[Rows from a dataset]
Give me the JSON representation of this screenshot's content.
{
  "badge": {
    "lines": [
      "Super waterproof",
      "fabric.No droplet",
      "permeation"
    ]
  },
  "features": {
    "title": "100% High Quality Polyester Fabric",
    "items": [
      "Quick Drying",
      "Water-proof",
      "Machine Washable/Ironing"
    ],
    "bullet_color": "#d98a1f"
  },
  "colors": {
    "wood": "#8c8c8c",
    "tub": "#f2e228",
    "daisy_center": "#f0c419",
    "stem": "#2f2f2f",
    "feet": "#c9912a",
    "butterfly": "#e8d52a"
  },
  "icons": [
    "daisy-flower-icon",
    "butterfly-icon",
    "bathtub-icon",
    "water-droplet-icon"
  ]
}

§ What you need to do: Write out the material exactly as given.

§ Answer to this task:
Give me the JSON representation of this screenshot's content.
{
  "badge": {
    "lines": [
      "Super waterproof",
      "fabric.No droplet",
      "permeation"
    ]
  },
  "features": {
    "title": "100% High Quality Polyester Fabric",
    "items": [
      "Quick Drying",
      "Water-proof",
      "Machine Washable/Ironing"
    ],
    "bullet_color": "#d98a1f"
  },
  "colors": {
    "wood": "#8c8c8c",
    "tub": "#f2e228",
    "daisy_center": "#f0c419",
    "stem": "#2f2f2f",
    "feet": "#c9912a",
    "butterfly": "#e8d52a"
  },
  "icons": [
    "daisy-flower-icon",
    "butterfly-icon",
    "bathtub-icon",
    "water-droplet-icon"
  ]
}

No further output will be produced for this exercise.